> _SHORT EXERCISE_
From the records below, copy every line that contains the word "message".
═════ DATA FOR PROCESSING
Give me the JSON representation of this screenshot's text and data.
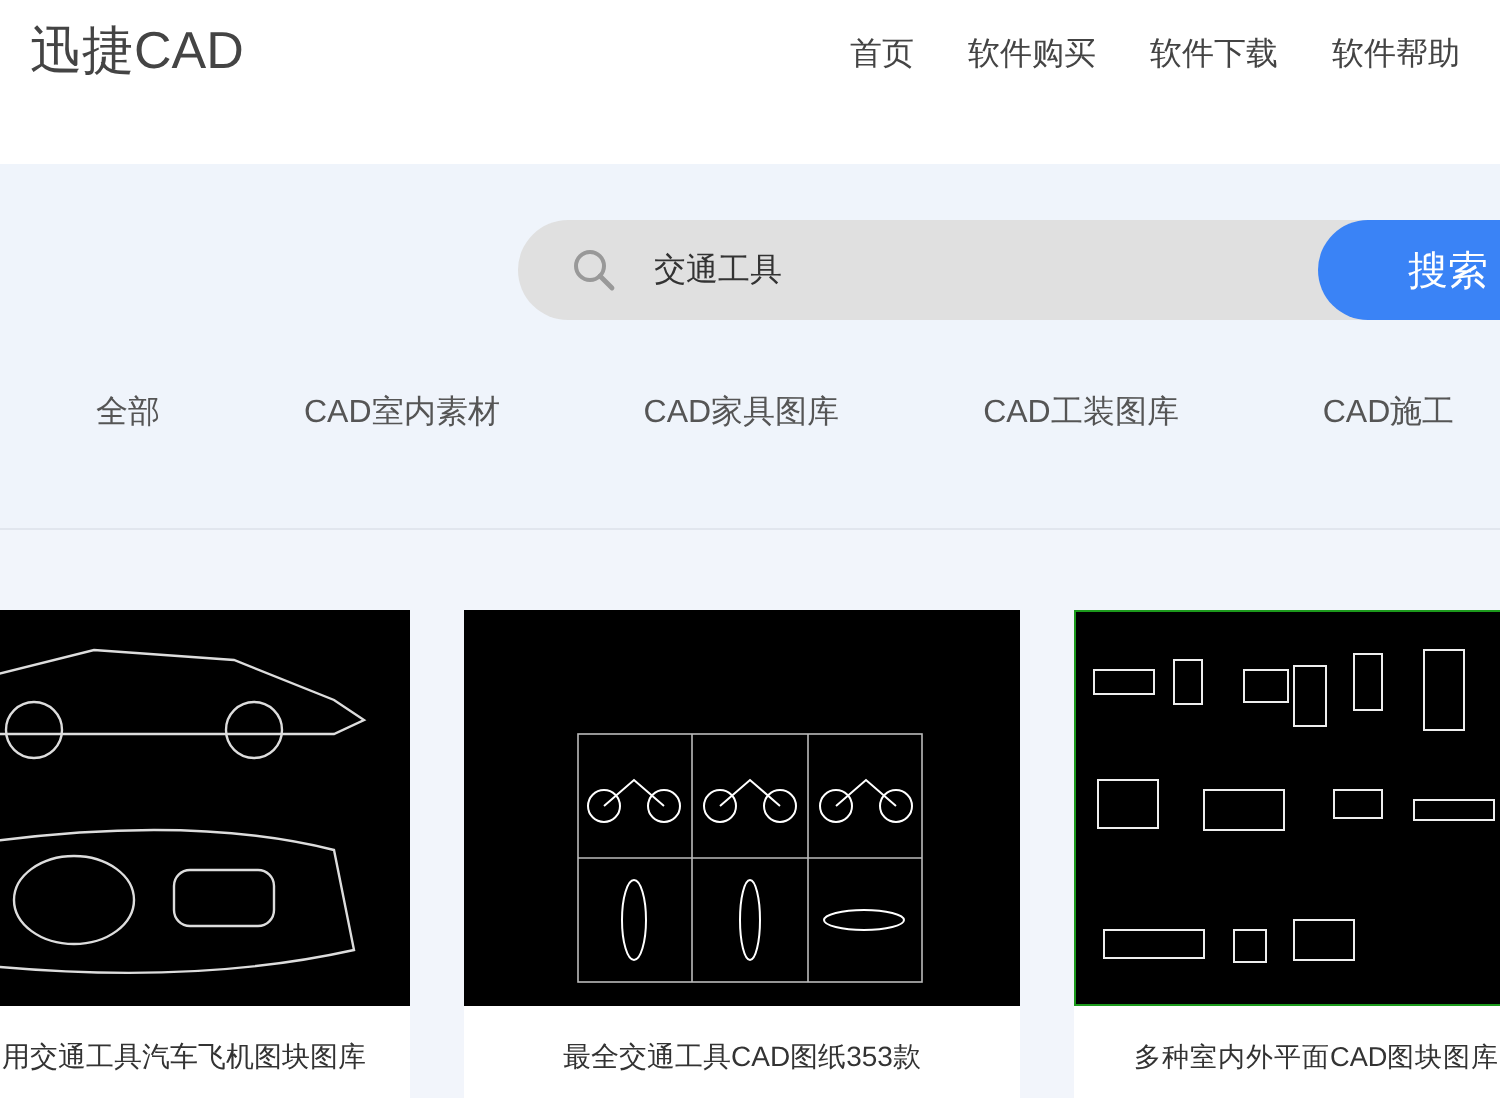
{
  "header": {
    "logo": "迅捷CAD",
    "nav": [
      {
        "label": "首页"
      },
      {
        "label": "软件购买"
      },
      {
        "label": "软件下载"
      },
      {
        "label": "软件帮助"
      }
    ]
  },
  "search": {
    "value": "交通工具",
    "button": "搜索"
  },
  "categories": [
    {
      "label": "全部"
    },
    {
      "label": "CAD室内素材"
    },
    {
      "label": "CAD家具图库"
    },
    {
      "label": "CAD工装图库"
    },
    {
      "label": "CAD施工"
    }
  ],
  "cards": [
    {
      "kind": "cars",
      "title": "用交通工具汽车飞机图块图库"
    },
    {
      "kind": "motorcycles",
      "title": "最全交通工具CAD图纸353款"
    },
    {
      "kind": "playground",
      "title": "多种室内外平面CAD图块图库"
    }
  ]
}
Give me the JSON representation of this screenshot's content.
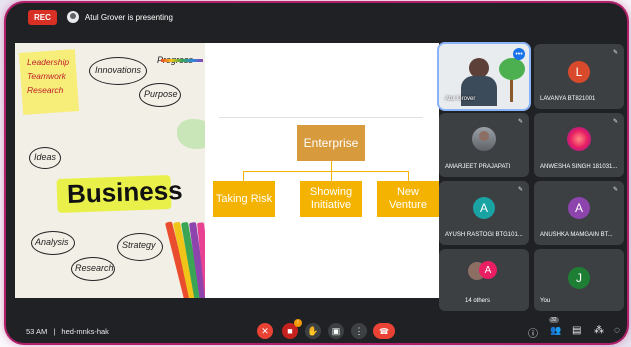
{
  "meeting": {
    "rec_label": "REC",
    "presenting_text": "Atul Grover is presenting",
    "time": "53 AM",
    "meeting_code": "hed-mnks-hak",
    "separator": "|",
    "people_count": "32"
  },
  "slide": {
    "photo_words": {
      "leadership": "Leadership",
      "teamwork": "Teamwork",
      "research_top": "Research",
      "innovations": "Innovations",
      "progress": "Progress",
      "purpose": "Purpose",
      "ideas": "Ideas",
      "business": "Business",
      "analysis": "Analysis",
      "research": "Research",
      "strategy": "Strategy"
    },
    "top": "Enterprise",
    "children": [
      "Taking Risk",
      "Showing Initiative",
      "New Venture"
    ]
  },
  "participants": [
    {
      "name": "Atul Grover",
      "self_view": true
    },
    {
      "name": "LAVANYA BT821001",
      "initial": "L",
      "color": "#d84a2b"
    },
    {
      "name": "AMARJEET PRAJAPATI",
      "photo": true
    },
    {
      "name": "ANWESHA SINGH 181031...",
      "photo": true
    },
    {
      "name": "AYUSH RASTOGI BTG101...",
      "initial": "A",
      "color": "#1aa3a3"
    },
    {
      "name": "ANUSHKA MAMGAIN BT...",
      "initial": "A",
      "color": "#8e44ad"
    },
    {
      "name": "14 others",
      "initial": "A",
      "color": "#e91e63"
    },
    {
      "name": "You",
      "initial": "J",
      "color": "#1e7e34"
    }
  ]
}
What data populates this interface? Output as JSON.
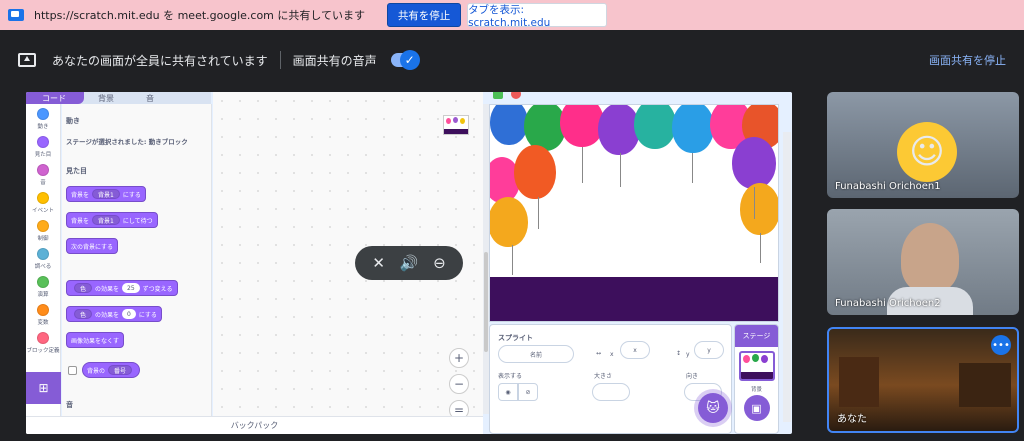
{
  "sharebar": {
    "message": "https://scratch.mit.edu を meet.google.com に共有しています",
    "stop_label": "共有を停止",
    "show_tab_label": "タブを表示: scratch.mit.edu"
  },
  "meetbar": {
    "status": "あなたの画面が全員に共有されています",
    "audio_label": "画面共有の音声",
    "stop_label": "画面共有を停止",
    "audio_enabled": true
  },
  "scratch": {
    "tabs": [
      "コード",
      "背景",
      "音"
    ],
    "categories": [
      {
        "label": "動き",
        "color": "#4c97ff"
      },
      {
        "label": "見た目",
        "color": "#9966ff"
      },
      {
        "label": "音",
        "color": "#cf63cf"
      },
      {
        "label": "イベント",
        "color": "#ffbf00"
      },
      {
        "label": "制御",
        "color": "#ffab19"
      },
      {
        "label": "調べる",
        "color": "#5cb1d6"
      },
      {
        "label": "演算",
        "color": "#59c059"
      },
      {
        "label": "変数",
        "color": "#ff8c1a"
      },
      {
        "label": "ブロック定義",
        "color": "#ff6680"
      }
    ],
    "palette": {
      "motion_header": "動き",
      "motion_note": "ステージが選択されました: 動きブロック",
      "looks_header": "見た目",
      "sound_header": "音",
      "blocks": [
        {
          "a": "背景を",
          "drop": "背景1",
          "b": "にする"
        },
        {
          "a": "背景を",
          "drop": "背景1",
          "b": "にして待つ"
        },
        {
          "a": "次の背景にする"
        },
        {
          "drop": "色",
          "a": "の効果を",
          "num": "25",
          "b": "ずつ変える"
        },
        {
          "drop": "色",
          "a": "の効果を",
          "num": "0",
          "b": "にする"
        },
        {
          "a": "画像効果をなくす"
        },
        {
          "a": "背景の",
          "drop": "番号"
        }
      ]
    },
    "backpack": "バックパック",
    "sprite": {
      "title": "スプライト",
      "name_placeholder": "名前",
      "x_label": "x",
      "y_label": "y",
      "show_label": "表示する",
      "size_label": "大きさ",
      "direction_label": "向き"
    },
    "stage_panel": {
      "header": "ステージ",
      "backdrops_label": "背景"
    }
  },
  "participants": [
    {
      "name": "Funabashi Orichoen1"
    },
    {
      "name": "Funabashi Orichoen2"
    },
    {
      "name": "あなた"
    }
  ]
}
══════════
═════ DATA FOR PROCESSING
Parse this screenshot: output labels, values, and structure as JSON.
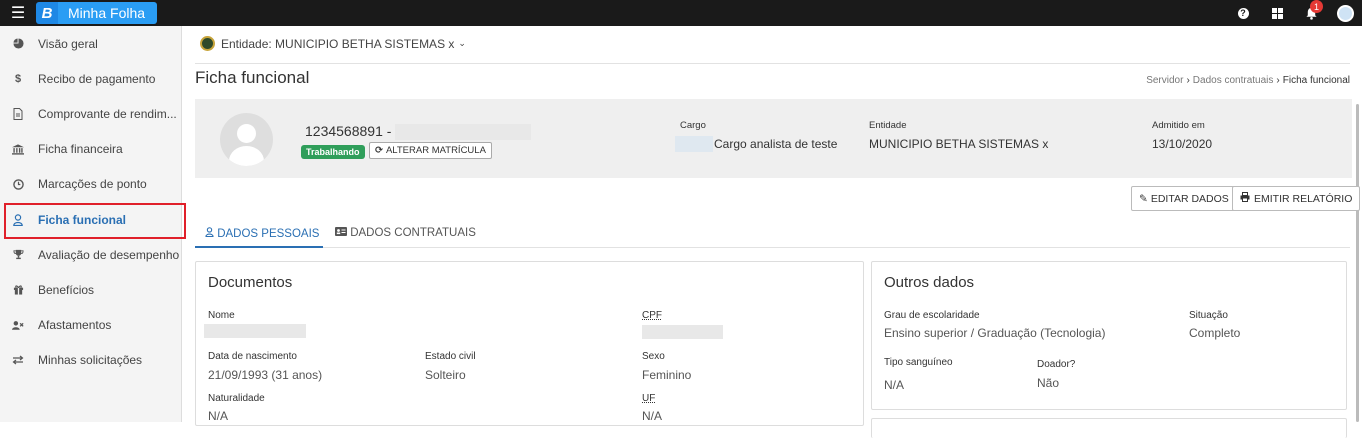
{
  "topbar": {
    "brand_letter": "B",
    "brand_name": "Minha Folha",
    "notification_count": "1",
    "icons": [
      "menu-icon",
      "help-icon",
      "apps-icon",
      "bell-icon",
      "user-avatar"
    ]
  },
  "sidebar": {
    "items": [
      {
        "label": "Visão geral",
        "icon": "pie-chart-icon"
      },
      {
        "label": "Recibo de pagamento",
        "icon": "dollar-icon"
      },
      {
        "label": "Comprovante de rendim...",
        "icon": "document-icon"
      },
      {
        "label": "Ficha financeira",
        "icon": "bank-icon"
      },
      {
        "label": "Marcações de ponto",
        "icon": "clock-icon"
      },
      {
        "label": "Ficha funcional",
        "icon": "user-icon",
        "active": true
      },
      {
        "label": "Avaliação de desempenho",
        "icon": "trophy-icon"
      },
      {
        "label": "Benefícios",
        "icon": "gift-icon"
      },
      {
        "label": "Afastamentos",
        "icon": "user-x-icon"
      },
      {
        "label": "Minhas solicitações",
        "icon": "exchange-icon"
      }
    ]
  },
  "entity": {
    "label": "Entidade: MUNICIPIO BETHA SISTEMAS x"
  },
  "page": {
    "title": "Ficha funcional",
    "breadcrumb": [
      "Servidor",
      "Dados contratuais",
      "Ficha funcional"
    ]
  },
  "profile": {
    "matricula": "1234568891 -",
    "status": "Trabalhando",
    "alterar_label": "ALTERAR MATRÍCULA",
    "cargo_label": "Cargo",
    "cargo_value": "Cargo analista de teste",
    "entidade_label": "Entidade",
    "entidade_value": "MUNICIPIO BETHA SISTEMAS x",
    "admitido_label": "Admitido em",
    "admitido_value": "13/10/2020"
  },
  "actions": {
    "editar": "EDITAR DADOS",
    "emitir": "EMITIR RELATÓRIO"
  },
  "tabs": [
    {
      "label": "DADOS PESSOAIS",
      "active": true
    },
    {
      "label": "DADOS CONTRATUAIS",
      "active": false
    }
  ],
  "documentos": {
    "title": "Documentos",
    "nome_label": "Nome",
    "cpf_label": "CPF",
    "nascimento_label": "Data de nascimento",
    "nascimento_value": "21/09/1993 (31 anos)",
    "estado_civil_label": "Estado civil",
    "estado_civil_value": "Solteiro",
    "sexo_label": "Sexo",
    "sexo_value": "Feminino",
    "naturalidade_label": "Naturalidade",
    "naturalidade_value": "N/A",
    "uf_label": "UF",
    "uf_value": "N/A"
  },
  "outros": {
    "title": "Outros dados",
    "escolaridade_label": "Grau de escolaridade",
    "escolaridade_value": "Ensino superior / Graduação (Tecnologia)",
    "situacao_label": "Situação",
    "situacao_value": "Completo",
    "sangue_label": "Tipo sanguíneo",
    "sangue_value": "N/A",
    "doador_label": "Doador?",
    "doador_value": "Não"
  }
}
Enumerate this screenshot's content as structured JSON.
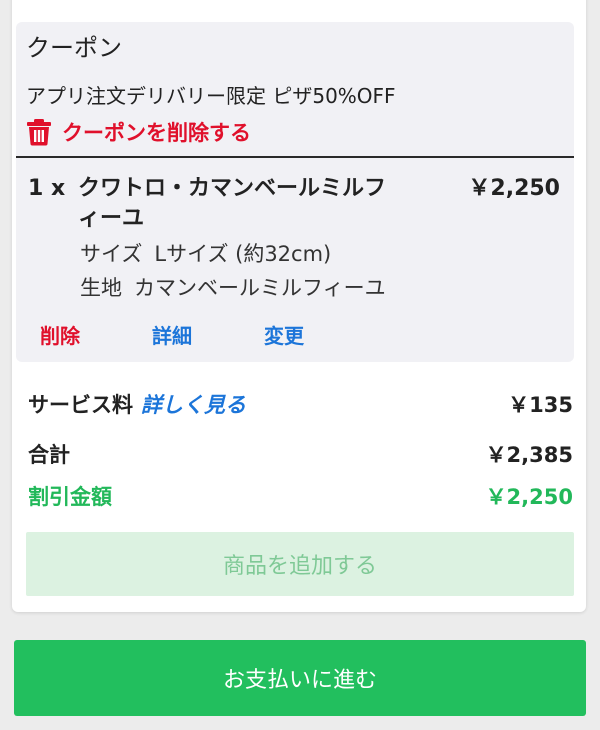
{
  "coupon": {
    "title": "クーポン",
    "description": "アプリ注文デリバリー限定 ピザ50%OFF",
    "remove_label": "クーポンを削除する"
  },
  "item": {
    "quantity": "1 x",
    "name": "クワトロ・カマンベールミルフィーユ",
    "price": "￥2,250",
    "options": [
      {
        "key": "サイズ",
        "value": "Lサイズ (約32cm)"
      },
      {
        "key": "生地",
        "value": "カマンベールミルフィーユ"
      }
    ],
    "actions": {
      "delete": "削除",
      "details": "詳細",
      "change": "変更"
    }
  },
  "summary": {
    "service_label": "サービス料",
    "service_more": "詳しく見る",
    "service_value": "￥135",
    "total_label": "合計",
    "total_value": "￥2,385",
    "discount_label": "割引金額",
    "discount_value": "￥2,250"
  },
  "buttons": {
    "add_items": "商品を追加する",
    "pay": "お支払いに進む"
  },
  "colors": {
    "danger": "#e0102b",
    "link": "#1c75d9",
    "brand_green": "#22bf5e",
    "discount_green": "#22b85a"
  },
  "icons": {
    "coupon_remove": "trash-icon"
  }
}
══════════
═════ DATA FOR PROCESSING
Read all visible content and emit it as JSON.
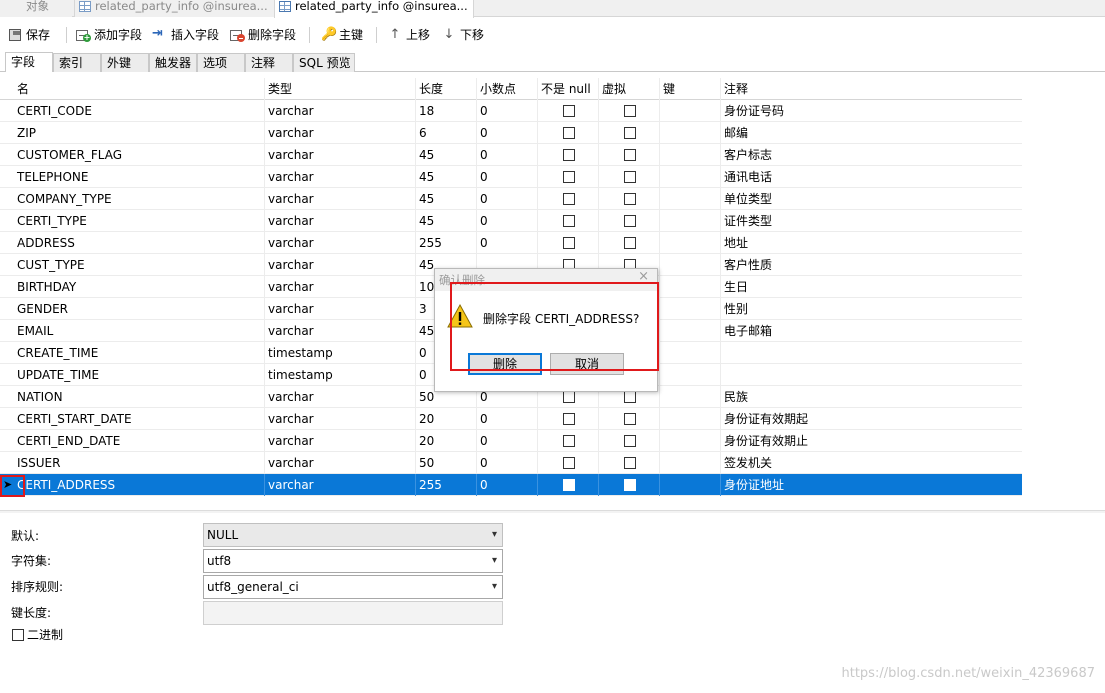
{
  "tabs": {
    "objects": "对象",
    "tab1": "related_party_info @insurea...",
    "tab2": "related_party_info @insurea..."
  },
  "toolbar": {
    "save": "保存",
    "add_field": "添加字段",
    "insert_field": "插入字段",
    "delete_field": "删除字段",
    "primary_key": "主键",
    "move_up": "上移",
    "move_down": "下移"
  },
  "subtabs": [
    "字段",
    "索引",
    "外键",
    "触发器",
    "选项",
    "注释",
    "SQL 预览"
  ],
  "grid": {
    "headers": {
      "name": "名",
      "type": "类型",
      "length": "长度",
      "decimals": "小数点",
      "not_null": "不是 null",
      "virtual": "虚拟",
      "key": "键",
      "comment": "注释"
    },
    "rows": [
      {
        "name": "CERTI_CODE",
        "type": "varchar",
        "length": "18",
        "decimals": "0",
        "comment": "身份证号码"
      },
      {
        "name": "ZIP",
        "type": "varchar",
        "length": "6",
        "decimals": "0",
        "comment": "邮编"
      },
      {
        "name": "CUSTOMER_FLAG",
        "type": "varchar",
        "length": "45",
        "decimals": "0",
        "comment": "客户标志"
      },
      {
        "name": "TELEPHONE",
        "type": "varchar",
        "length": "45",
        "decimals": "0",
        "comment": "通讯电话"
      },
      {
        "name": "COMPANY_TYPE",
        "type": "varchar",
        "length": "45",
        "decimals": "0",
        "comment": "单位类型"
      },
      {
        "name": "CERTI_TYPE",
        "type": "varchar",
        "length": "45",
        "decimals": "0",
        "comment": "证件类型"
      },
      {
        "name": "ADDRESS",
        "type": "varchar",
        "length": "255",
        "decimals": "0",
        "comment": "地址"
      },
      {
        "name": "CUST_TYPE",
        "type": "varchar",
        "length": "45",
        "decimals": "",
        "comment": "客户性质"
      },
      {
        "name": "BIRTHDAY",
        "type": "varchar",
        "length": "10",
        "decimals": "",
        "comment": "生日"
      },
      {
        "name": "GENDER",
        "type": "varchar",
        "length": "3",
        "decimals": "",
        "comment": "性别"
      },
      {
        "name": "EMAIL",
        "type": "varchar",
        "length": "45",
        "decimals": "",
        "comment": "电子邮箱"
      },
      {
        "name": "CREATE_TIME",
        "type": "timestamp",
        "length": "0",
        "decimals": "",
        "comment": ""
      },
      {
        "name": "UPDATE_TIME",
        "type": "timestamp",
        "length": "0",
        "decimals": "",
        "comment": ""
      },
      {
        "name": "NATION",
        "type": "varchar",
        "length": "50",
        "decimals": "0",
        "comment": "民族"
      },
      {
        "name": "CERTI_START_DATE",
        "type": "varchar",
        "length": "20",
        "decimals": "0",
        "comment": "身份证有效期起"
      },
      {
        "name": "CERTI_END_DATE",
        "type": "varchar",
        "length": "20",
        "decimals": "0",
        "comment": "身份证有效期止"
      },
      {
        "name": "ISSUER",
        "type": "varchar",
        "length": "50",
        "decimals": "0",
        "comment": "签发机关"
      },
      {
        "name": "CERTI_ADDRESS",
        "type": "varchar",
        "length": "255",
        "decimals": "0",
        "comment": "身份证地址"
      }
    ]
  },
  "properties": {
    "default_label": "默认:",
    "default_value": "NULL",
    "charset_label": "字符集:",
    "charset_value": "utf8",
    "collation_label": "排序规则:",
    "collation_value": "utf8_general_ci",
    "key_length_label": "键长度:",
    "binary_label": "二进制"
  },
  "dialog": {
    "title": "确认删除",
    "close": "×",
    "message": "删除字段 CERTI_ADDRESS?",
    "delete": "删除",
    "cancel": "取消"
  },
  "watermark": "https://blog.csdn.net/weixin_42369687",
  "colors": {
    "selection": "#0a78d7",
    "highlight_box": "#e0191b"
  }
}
══════════
> _TASK OUTPUT_
    "message": "https://scratch.mit.edu を meet.google.com に共有しています",
    "message": "删除字段 CERTI_ADDRESS?",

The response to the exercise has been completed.